Problem =>
Extract every record, exactly as written, and ignore the pictures.

Data excerpts:
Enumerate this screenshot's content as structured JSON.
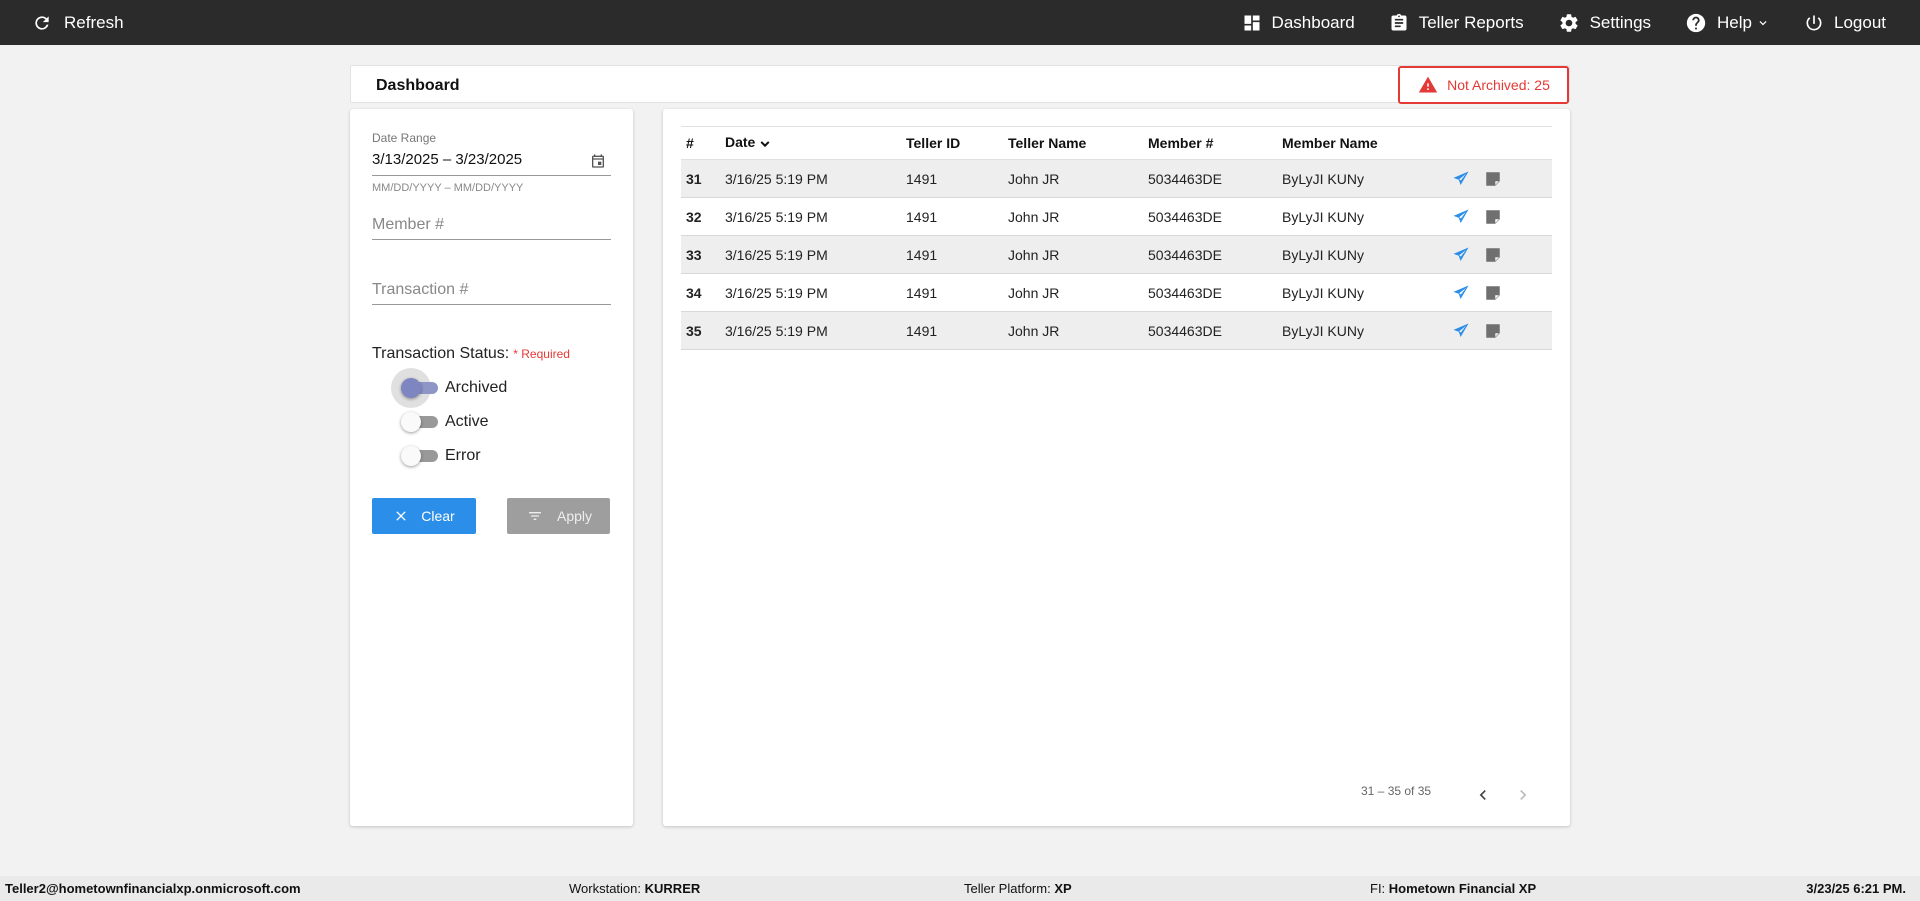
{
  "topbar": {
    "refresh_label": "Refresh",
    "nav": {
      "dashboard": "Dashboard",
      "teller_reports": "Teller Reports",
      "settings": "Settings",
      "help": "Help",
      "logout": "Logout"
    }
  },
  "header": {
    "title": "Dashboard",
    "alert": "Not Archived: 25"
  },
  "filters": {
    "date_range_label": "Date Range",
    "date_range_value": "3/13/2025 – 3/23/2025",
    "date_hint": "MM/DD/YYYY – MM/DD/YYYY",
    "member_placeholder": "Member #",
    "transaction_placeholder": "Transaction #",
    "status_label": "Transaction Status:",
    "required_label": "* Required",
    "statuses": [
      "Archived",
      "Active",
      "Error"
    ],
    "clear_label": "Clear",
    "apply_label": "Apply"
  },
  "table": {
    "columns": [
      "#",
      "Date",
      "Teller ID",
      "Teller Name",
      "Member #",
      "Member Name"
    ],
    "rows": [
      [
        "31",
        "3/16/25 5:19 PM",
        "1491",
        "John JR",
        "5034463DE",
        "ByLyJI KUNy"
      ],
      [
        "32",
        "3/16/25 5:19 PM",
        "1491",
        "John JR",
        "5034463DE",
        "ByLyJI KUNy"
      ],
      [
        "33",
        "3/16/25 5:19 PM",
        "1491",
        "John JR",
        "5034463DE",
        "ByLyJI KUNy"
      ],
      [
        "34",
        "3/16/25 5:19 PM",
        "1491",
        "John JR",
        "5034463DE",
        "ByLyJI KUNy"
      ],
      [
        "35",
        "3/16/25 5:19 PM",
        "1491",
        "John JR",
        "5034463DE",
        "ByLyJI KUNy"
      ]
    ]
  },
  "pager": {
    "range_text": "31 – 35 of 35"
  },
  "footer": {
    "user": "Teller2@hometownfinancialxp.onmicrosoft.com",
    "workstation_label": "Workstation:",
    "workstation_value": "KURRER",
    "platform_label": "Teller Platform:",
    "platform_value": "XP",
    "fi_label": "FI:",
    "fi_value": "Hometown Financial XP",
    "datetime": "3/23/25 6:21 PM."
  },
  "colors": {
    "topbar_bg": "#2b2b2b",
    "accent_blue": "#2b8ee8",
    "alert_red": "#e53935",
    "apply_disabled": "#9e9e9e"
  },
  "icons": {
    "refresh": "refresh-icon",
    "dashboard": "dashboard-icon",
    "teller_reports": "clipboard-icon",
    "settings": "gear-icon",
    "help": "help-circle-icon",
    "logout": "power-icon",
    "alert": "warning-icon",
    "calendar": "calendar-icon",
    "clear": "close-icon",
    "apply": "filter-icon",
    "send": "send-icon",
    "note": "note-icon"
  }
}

Completed task =>
Enumerate this screenshot's content as structured JSON.
{
  "topbar": {
    "refresh_label": "Refresh",
    "nav": {
      "dashboard": "Dashboard",
      "teller_reports": "Teller Reports",
      "settings": "Settings",
      "help": "Help",
      "logout": "Logout"
    }
  },
  "header": {
    "title": "Dashboard",
    "alert": "Not Archived: 25"
  },
  "filters": {
    "date_range_label": "Date Range",
    "date_range_value": "3/13/2025 – 3/23/2025",
    "date_hint": "MM/DD/YYYY – MM/DD/YYYY",
    "member_placeholder": "Member #",
    "transaction_placeholder": "Transaction #",
    "status_label": "Transaction Status:",
    "required_label": "* Required",
    "statuses": [
      "Archived",
      "Active",
      "Error"
    ],
    "clear_label": "Clear",
    "apply_label": "Apply"
  },
  "table": {
    "columns": [
      "#",
      "Date",
      "Teller ID",
      "Teller Name",
      "Member #",
      "Member Name"
    ],
    "rows": [
      [
        "31",
        "3/16/25 5:19 PM",
        "1491",
        "John JR",
        "5034463DE",
        "ByLyJI KUNy"
      ],
      [
        "32",
        "3/16/25 5:19 PM",
        "1491",
        "John JR",
        "5034463DE",
        "ByLyJI KUNy"
      ],
      [
        "33",
        "3/16/25 5:19 PM",
        "1491",
        "John JR",
        "5034463DE",
        "ByLyJI KUNy"
      ],
      [
        "34",
        "3/16/25 5:19 PM",
        "1491",
        "John JR",
        "5034463DE",
        "ByLyJI KUNy"
      ],
      [
        "35",
        "3/16/25 5:19 PM",
        "1491",
        "John JR",
        "5034463DE",
        "ByLyJI KUNy"
      ]
    ]
  },
  "pager": {
    "range_text": "31 – 35 of 35"
  },
  "footer": {
    "user": "Teller2@hometownfinancialxp.onmicrosoft.com",
    "workstation_label": "Workstation:",
    "workstation_value": "KURRER",
    "platform_label": "Teller Platform:",
    "platform_value": "XP",
    "fi_label": "FI:",
    "fi_value": "Hometown Financial XP",
    "datetime": "3/23/25 6:21 PM."
  },
  "colors": {
    "topbar_bg": "#2b2b2b",
    "accent_blue": "#2b8ee8",
    "alert_red": "#e53935",
    "apply_disabled": "#9e9e9e"
  },
  "icons": {
    "refresh": "refresh-icon",
    "dashboard": "dashboard-icon",
    "teller_reports": "clipboard-icon",
    "settings": "gear-icon",
    "help": "help-circle-icon",
    "logout": "power-icon",
    "alert": "warning-icon",
    "calendar": "calendar-icon",
    "clear": "close-icon",
    "apply": "filter-icon",
    "send": "send-icon",
    "note": "note-icon"
  }
}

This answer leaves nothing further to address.